--- BEGIN Input rows ---
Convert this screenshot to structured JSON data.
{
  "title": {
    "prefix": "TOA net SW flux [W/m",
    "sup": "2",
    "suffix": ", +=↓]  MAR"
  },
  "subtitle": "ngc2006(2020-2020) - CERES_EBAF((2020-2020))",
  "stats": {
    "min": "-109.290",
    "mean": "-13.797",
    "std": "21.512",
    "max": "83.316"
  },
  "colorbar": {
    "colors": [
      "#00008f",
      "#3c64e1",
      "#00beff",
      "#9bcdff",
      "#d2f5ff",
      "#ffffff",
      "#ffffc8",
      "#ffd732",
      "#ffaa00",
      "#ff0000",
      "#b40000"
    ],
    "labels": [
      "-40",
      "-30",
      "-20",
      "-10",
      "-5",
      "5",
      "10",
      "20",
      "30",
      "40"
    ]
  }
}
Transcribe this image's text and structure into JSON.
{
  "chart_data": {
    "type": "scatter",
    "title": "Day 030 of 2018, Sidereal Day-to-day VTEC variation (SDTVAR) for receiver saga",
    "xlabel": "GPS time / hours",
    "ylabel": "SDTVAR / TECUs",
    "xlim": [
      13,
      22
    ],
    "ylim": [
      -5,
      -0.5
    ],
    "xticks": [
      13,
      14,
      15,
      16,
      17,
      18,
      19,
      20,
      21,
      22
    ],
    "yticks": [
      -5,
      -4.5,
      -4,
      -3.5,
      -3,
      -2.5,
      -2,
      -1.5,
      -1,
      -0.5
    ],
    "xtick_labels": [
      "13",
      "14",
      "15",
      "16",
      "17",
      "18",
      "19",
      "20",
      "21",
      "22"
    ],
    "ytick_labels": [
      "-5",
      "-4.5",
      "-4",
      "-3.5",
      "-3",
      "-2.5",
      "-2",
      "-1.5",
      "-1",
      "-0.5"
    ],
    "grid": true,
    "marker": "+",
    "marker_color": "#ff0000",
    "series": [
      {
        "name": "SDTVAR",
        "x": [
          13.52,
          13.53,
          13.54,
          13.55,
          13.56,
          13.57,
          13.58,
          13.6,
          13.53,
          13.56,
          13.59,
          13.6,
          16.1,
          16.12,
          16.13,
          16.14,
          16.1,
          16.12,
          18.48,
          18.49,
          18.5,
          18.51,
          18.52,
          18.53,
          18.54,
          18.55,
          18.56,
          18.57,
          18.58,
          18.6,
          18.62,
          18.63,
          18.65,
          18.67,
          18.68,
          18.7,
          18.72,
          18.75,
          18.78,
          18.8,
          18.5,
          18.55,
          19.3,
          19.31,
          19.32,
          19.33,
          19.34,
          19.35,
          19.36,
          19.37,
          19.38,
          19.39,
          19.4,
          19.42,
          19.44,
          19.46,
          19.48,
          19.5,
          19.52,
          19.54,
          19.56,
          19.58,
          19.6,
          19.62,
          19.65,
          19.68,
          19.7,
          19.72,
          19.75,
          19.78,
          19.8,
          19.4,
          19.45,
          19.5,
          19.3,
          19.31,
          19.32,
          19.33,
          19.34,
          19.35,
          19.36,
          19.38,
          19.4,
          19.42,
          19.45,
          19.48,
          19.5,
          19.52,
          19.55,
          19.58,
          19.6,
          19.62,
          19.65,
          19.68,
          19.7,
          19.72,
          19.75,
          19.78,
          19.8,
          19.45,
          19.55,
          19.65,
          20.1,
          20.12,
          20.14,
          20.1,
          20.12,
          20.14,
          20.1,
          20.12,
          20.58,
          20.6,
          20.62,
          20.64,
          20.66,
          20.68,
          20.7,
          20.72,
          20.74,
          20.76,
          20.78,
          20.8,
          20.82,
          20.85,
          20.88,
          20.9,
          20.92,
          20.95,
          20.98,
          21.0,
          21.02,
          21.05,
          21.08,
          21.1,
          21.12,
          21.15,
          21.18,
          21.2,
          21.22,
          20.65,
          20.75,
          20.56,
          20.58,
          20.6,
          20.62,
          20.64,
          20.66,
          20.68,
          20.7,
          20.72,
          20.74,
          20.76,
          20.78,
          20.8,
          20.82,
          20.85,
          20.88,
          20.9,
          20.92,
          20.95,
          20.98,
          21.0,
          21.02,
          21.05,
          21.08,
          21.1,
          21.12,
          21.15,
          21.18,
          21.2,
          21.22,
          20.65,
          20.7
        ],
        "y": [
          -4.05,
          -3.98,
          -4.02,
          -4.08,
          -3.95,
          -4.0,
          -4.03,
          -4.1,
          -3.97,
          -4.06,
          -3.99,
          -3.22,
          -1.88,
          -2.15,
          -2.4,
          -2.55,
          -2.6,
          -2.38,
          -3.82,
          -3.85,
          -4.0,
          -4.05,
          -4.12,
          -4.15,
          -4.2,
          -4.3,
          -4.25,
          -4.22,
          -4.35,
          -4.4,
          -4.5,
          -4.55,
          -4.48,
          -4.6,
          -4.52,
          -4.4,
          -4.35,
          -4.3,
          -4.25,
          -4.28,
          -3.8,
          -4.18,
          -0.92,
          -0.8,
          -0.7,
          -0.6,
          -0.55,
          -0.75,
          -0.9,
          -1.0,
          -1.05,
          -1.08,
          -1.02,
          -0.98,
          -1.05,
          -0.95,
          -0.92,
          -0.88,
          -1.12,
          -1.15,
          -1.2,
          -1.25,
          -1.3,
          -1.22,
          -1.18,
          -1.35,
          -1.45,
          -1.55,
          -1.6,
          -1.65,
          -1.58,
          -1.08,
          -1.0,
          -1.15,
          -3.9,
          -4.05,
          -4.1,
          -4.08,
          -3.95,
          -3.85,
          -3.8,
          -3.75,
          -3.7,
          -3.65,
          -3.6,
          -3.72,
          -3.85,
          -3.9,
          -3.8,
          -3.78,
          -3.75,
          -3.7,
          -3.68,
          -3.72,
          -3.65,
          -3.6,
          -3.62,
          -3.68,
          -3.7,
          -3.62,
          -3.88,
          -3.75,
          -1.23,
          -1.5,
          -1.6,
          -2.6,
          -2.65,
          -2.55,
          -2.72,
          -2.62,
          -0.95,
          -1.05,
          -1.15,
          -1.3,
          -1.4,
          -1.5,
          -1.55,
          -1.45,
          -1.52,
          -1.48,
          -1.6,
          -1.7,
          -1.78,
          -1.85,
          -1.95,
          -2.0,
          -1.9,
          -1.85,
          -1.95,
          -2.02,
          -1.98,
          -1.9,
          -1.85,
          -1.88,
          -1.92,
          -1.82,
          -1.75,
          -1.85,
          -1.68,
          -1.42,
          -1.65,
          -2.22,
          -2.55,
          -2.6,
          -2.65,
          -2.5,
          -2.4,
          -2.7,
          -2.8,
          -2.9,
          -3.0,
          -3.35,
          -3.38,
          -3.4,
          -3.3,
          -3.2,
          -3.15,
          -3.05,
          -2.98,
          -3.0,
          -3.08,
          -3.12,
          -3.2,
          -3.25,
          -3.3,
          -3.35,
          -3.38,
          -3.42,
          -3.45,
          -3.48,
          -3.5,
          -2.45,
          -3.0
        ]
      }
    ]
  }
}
--- END Input rows ---
Copy out all the entries shown above, character for character.

Convert this screenshot to structured JSON data.
{
  "title": {
    "prefix": "TOA net SW flux [W/m",
    "sup": "2",
    "suffix": ", +=↓]  MAR"
  },
  "subtitle": "ngc2006(2020-2020) - CERES_EBAF((2020-2020))",
  "stats": {
    "min": "-109.290",
    "mean": "-13.797",
    "std": "21.512",
    "max": "83.316"
  },
  "colorbar": {
    "colors": [
      "#00008f",
      "#3c64e1",
      "#00beff",
      "#9bcdff",
      "#d2f5ff",
      "#ffffff",
      "#ffffc8",
      "#ffd732",
      "#ffaa00",
      "#ff0000",
      "#b40000"
    ],
    "labels": [
      "-40",
      "-30",
      "-20",
      "-10",
      "-5",
      "5",
      "10",
      "20",
      "30",
      "40"
    ]
  }
}
Transcribe this image's text and structure into JSON.
{
  "chart_data": {
    "type": "scatter",
    "title": "Day 030 of 2018, Sidereal Day-to-day VTEC variation (SDTVAR) for receiver saga",
    "xlabel": "GPS time / hours",
    "ylabel": "SDTVAR / TECUs",
    "xlim": [
      13,
      22
    ],
    "ylim": [
      -5,
      -0.5
    ],
    "xticks": [
      13,
      14,
      15,
      16,
      17,
      18,
      19,
      20,
      21,
      22
    ],
    "yticks": [
      -5,
      -4.5,
      -4,
      -3.5,
      -3,
      -2.5,
      -2,
      -1.5,
      -1,
      -0.5
    ],
    "xtick_labels": [
      "13",
      "14",
      "15",
      "16",
      "17",
      "18",
      "19",
      "20",
      "21",
      "22"
    ],
    "ytick_labels": [
      "-5",
      "-4.5",
      "-4",
      "-3.5",
      "-3",
      "-2.5",
      "-2",
      "-1.5",
      "-1",
      "-0.5"
    ],
    "grid": true,
    "marker": "+",
    "marker_color": "#ff0000",
    "series": [
      {
        "name": "SDTVAR",
        "x": [
          13.52,
          13.53,
          13.54,
          13.55,
          13.56,
          13.57,
          13.58,
          13.6,
          13.53,
          13.56,
          13.59,
          13.6,
          16.1,
          16.12,
          16.13,
          16.14,
          16.1,
          16.12,
          18.48,
          18.49,
          18.5,
          18.51,
          18.52,
          18.53,
          18.54,
          18.55,
          18.56,
          18.57,
          18.58,
          18.6,
          18.62,
          18.63,
          18.65,
          18.67,
          18.68,
          18.7,
          18.72,
          18.75,
          18.78,
          18.8,
          18.5,
          18.55,
          19.3,
          19.31,
          19.32,
          19.33,
          19.34,
          19.35,
          19.36,
          19.37,
          19.38,
          19.39,
          19.4,
          19.42,
          19.44,
          19.46,
          19.48,
          19.5,
          19.52,
          19.54,
          19.56,
          19.58,
          19.6,
          19.62,
          19.65,
          19.68,
          19.7,
          19.72,
          19.75,
          19.78,
          19.8,
          19.4,
          19.45,
          19.5,
          19.3,
          19.31,
          19.32,
          19.33,
          19.34,
          19.35,
          19.36,
          19.38,
          19.4,
          19.42,
          19.45,
          19.48,
          19.5,
          19.52,
          19.55,
          19.58,
          19.6,
          19.62,
          19.65,
          19.68,
          19.7,
          19.72,
          19.75,
          19.78,
          19.8,
          19.45,
          19.55,
          19.65,
          20.1,
          20.12,
          20.14,
          20.1,
          20.12,
          20.14,
          20.1,
          20.12,
          20.58,
          20.6,
          20.62,
          20.64,
          20.66,
          20.68,
          20.7,
          20.72,
          20.74,
          20.76,
          20.78,
          20.8,
          20.82,
          20.85,
          20.88,
          20.9,
          20.92,
          20.95,
          20.98,
          21.0,
          21.02,
          21.05,
          21.08,
          21.1,
          21.12,
          21.15,
          21.18,
          21.2,
          21.22,
          20.65,
          20.75,
          20.56,
          20.58,
          20.6,
          20.62,
          20.64,
          20.66,
          20.68,
          20.7,
          20.72,
          20.74,
          20.76,
          20.78,
          20.8,
          20.82,
          20.85,
          20.88,
          20.9,
          20.92,
          20.95,
          20.98,
          21.0,
          21.02,
          21.05,
          21.08,
          21.1,
          21.12,
          21.15,
          21.18,
          21.2,
          21.22,
          20.65,
          20.7
        ],
        "y": [
          -4.05,
          -3.98,
          -4.02,
          -4.08,
          -3.95,
          -4.0,
          -4.03,
          -4.1,
          -3.97,
          -4.06,
          -3.99,
          -3.22,
          -1.88,
          -2.15,
          -2.4,
          -2.55,
          -2.6,
          -2.38,
          -3.82,
          -3.85,
          -4.0,
          -4.05,
          -4.12,
          -4.15,
          -4.2,
          -4.3,
          -4.25,
          -4.22,
          -4.35,
          -4.4,
          -4.5,
          -4.55,
          -4.48,
          -4.6,
          -4.52,
          -4.4,
          -4.35,
          -4.3,
          -4.25,
          -4.28,
          -3.8,
          -4.18,
          -0.92,
          -0.8,
          -0.7,
          -0.6,
          -0.55,
          -0.75,
          -0.9,
          -1.0,
          -1.05,
          -1.08,
          -1.02,
          -0.98,
          -1.05,
          -0.95,
          -0.92,
          -0.88,
          -1.12,
          -1.15,
          -1.2,
          -1.25,
          -1.3,
          -1.22,
          -1.18,
          -1.35,
          -1.45,
          -1.55,
          -1.6,
          -1.65,
          -1.58,
          -1.08,
          -1.0,
          -1.15,
          -3.9,
          -4.05,
          -4.1,
          -4.08,
          -3.95,
          -3.85,
          -3.8,
          -3.75,
          -3.7,
          -3.65,
          -3.6,
          -3.72,
          -3.85,
          -3.9,
          -3.8,
          -3.78,
          -3.75,
          -3.7,
          -3.68,
          -3.72,
          -3.65,
          -3.6,
          -3.62,
          -3.68,
          -3.7,
          -3.62,
          -3.88,
          -3.75,
          -1.23,
          -1.5,
          -1.6,
          -2.6,
          -2.65,
          -2.55,
          -2.72,
          -2.62,
          -0.95,
          -1.05,
          -1.15,
          -1.3,
          -1.4,
          -1.5,
          -1.55,
          -1.45,
          -1.52,
          -1.48,
          -1.6,
          -1.7,
          -1.78,
          -1.85,
          -1.95,
          -2.0,
          -1.9,
          -1.85,
          -1.95,
          -2.02,
          -1.98,
          -1.9,
          -1.85,
          -1.88,
          -1.92,
          -1.82,
          -1.75,
          -1.85,
          -1.68,
          -1.42,
          -1.65,
          -2.22,
          -2.55,
          -2.6,
          -2.65,
          -2.5,
          -2.4,
          -2.7,
          -2.8,
          -2.9,
          -3.0,
          -3.35,
          -3.38,
          -3.4,
          -3.3,
          -3.2,
          -3.15,
          -3.05,
          -2.98,
          -3.0,
          -3.08,
          -3.12,
          -3.2,
          -3.25,
          -3.3,
          -3.35,
          -3.38,
          -3.42,
          -3.45,
          -3.48,
          -3.5,
          -2.45,
          -3.0
        ]
      }
    ]
  }
}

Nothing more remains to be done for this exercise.